_Exercise directions_
Tally the lines holding "title" and state only that figure.

══════

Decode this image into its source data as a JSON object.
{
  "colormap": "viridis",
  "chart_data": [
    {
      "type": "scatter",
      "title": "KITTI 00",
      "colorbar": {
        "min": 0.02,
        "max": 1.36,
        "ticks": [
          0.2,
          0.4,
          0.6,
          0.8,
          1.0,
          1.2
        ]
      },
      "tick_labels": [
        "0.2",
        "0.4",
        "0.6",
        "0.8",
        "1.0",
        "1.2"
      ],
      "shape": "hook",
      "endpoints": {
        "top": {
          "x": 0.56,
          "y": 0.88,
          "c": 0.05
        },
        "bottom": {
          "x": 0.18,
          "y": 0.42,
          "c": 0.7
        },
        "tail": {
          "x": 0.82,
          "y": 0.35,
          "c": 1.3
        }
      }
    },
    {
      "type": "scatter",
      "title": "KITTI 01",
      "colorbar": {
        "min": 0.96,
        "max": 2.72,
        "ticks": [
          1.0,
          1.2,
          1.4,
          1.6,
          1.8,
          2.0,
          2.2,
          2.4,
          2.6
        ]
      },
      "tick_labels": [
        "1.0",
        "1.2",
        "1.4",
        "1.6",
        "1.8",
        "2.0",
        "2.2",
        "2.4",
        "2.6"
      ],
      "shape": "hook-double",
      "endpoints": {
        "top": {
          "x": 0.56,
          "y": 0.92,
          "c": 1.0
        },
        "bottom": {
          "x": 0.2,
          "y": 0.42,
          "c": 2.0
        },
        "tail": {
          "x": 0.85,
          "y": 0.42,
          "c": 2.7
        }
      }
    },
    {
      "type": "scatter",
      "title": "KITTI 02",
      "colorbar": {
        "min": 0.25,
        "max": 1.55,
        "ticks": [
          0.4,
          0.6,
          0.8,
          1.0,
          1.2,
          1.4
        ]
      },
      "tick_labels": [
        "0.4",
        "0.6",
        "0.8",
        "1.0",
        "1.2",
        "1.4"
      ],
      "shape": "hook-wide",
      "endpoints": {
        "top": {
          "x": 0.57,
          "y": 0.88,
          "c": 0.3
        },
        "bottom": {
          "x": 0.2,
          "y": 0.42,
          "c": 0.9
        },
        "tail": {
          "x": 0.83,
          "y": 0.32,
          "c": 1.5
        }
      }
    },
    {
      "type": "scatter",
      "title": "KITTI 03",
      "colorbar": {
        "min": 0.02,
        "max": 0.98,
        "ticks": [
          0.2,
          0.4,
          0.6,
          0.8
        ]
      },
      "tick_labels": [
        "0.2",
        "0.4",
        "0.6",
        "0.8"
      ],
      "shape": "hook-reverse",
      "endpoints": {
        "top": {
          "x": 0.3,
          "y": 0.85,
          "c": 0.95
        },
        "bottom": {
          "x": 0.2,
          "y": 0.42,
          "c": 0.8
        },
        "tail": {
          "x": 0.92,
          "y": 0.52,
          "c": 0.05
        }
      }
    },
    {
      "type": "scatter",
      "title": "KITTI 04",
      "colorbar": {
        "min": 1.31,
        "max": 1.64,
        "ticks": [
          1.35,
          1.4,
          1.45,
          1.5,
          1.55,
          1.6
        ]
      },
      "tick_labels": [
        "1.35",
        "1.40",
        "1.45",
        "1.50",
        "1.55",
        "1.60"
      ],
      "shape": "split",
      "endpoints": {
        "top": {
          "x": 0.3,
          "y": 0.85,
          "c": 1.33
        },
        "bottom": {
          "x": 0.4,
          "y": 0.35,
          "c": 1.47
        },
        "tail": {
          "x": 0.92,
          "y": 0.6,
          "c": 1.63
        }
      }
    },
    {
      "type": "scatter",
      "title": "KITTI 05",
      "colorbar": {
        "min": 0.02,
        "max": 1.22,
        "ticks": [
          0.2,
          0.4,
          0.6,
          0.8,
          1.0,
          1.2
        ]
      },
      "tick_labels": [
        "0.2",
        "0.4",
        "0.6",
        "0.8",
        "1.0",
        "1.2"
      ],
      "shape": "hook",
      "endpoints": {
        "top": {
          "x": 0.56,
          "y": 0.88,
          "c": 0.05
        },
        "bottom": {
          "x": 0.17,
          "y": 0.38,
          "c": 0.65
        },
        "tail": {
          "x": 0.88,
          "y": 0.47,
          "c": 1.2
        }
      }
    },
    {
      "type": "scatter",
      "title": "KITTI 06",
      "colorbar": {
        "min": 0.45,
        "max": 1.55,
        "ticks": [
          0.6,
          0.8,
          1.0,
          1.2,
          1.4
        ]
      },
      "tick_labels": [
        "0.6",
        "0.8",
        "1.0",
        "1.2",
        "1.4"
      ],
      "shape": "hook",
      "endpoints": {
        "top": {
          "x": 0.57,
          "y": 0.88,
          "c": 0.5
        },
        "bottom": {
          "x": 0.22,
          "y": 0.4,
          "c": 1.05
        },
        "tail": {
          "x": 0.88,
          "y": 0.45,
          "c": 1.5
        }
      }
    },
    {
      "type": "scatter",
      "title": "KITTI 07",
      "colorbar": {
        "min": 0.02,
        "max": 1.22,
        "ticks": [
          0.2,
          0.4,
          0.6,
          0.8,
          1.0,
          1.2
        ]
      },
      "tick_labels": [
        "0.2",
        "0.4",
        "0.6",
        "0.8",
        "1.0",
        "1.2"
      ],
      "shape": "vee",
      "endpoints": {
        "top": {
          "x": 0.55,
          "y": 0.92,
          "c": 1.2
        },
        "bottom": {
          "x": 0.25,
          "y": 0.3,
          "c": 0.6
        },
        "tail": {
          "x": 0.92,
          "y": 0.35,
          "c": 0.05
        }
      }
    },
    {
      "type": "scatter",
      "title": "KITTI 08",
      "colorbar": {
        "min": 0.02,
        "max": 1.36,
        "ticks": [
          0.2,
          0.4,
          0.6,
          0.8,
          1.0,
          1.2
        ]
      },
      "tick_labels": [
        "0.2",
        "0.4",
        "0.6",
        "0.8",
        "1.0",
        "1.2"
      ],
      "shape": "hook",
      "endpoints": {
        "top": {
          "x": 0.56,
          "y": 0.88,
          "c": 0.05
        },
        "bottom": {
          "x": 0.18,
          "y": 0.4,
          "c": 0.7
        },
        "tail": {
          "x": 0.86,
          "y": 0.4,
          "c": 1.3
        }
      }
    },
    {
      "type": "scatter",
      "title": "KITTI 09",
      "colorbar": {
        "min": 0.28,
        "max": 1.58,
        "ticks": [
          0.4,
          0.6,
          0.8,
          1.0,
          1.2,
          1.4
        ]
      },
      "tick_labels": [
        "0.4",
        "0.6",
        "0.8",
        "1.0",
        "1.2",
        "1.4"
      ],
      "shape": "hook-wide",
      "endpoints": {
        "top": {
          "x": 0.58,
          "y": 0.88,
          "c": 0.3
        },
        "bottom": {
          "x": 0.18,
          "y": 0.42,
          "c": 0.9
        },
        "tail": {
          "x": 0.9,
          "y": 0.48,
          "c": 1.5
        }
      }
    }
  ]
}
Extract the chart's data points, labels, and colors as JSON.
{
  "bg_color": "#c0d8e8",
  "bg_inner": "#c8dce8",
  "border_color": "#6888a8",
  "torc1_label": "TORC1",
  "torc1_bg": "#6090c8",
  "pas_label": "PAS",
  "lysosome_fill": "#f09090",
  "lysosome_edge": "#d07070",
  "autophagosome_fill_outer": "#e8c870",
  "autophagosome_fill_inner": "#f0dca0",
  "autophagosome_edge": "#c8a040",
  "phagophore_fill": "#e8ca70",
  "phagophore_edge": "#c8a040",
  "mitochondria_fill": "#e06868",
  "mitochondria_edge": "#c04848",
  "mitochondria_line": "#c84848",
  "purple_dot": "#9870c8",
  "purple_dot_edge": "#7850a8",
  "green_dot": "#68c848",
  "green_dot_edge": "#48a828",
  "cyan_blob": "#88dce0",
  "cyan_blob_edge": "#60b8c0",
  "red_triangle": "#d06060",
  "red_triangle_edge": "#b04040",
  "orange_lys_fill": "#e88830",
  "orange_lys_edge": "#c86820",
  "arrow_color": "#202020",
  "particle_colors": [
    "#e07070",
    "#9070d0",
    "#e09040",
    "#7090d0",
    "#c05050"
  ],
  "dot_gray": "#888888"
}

══════

_Solution to the problem_
10